* START GIVEN ENTRIES *
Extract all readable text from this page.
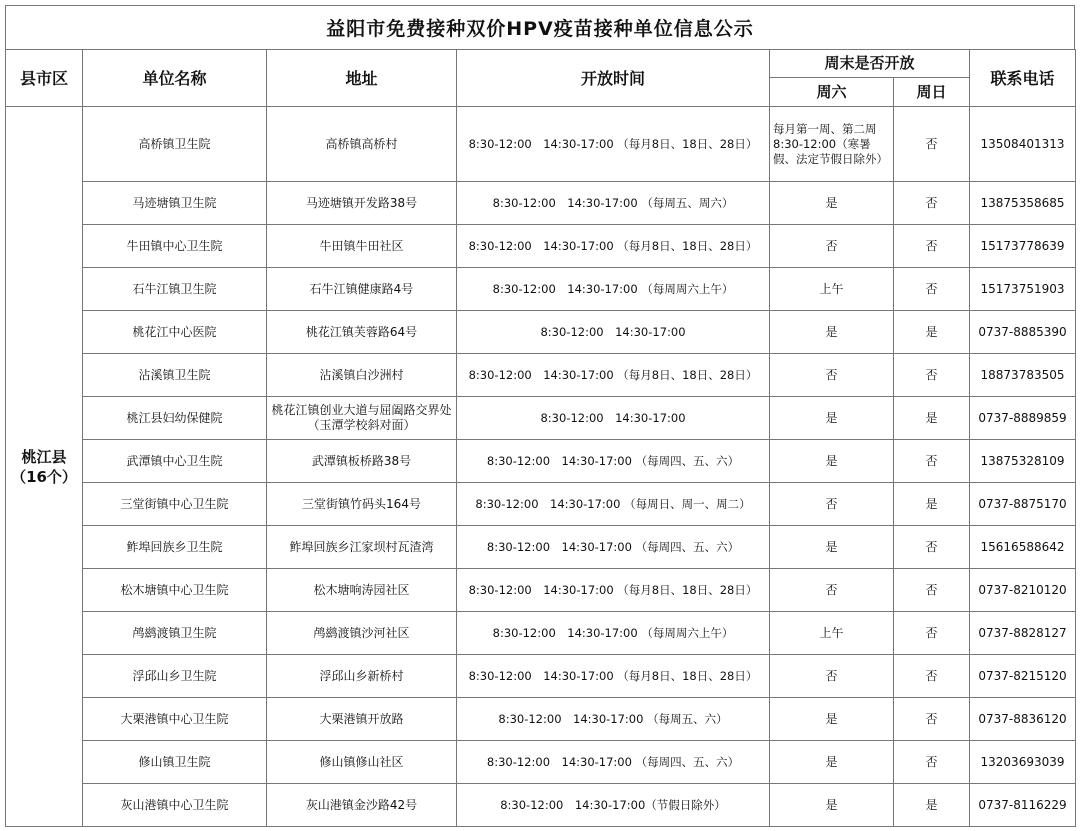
益阳市免费接种双价HPV疫苗接种单位信息公示
县市区	单位名称	地址	开放时间	周末是否开放		联系电话
				周六	周日	

桃江县
（16个）	高桥镇卫生院	高桥镇高桥村	8:30-12:00　14:30-17:00 （每月8日、18日、28日）	每月第一周、第二周8:30-12:00（寒暑假、法定节假日除外）	否	13508401313
	马迹塘镇卫生院	马迹塘镇开发路38号	8:30-12:00　14:30-17:00 （每周五、周六）	是	否	13875358685
	牛田镇中心卫生院	牛田镇牛田社区	8:30-12:00　14:30-17:00 （每月8日、18日、28日）	否	否	15173778639
	石牛江镇卫生院	石牛江镇健康路4号	8:30-12:00　14:30-17:00 （每周周六上午）	上午	否	15173751903
	桃花江中心医院	桃花江镇芙蓉路64号	8:30-12:00　14:30-17:00	是	是	0737-8885390
	沾溪镇卫生院	沾溪镇白沙洲村	8:30-12:00　14:30-17:00 （每月8日、18日、28日）	否	否	18873783505
	桃江县妇幼保健院	桃花江镇创业大道与屈阖路交界处（玉潭学校斜对面）	8:30-12:00　14:30-17:00	是	是	0737-8889859
	武潭镇中心卫生院	武潭镇板桥路38号	8:30-12:00　14:30-17:00 （每周四、五、六）	是	否	13875328109
	三堂街镇中心卫生院	三堂街镇竹码头164号	8:30-12:00　14:30-17:00 （每周日、周一、周二）	否	是	0737-8875170
	鲊埠回族乡卫生院	鲊埠回族乡江家坝村瓦渣湾	8:30-12:00　14:30-17:00 （每周四、五、六）	是	否	15616588642
	松木塘镇中心卫生院	松木塘响涛园社区	8:30-12:00　14:30-17:00 （每月8日、18日、28日）	否	否	0737-8210120
	鸬鹚渡镇卫生院	鸬鹚渡镇沙河社区	8:30-12:00　14:30-17:00 （每周周六上午）	上午	否	0737-8828127
	浮邱山乡卫生院	浮邱山乡新桥村	8:30-12:00　14:30-17:00 （每月8日、18日、28日）	否	否	0737-8215120
	大栗港镇中心卫生院	大栗港镇开放路	8:30-12:00　14:30-17:00 （每周五、六）	是	否	0737-8836120
	修山镇卫生院	修山镇修山社区	8:30-12:00　14:30-17:00 （每周四、五、六）	是	否	13203693039
	灰山港镇中心卫生院	灰山港镇金沙路42号	8:30-12:00　14:30-17:00（节假日除外）	是	是	0737-8116229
* END GIVEN ENTRIES *
The records above must be printed exactly; the pictures stay out.

ANSWER TO THE PROBLEM:
Extract all readable text from this page.
益阳市免费接种双价HPV疫苗接种单位信息公示
县市区	单位名称	地址	开放时间	周末是否开放		联系电话
				周六	周日	

桃江县
（16个）	高桥镇卫生院	高桥镇高桥村	8:30-12:00　14:30-17:00 （每月8日、18日、28日）	每月第一周、第二周8:30-12:00（寒暑假、法定节假日除外）	否	13508401313
	马迹塘镇卫生院	马迹塘镇开发路38号	8:30-12:00　14:30-17:00 （每周五、周六）	是	否	13875358685
	牛田镇中心卫生院	牛田镇牛田社区	8:30-12:00　14:30-17:00 （每月8日、18日、28日）	否	否	15173778639
	石牛江镇卫生院	石牛江镇健康路4号	8:30-12:00　14:30-17:00 （每周周六上午）	上午	否	15173751903
	桃花江中心医院	桃花江镇芙蓉路64号	8:30-12:00　14:30-17:00	是	是	0737-8885390
	沾溪镇卫生院	沾溪镇白沙洲村	8:30-12:00　14:30-17:00 （每月8日、18日、28日）	否	否	18873783505
	桃江县妇幼保健院	桃花江镇创业大道与屈阖路交界处（玉潭学校斜对面）	8:30-12:00　14:30-17:00	是	是	0737-8889859
	武潭镇中心卫生院	武潭镇板桥路38号	8:30-12:00　14:30-17:00 （每周四、五、六）	是	否	13875328109
	三堂街镇中心卫生院	三堂街镇竹码头164号	8:30-12:00　14:30-17:00 （每周日、周一、周二）	否	是	0737-8875170
	鲊埠回族乡卫生院	鲊埠回族乡江家坝村瓦渣湾	8:30-12:00　14:30-17:00 （每周四、五、六）	是	否	15616588642
	松木塘镇中心卫生院	松木塘响涛园社区	8:30-12:00　14:30-17:00 （每月8日、18日、28日）	否	否	0737-8210120
	鸬鹚渡镇卫生院	鸬鹚渡镇沙河社区	8:30-12:00　14:30-17:00 （每周周六上午）	上午	否	0737-8828127
	浮邱山乡卫生院	浮邱山乡新桥村	8:30-12:00　14:30-17:00 （每月8日、18日、28日）	否	否	0737-8215120
	大栗港镇中心卫生院	大栗港镇开放路	8:30-12:00　14:30-17:00 （每周五、六）	是	否	0737-8836120
	修山镇卫生院	修山镇修山社区	8:30-12:00　14:30-17:00 （每周四、五、六）	是	否	13203693039
	灰山港镇中心卫生院	灰山港镇金沙路42号	8:30-12:00　14:30-17:00（节假日除外）	是	是	0737-8116229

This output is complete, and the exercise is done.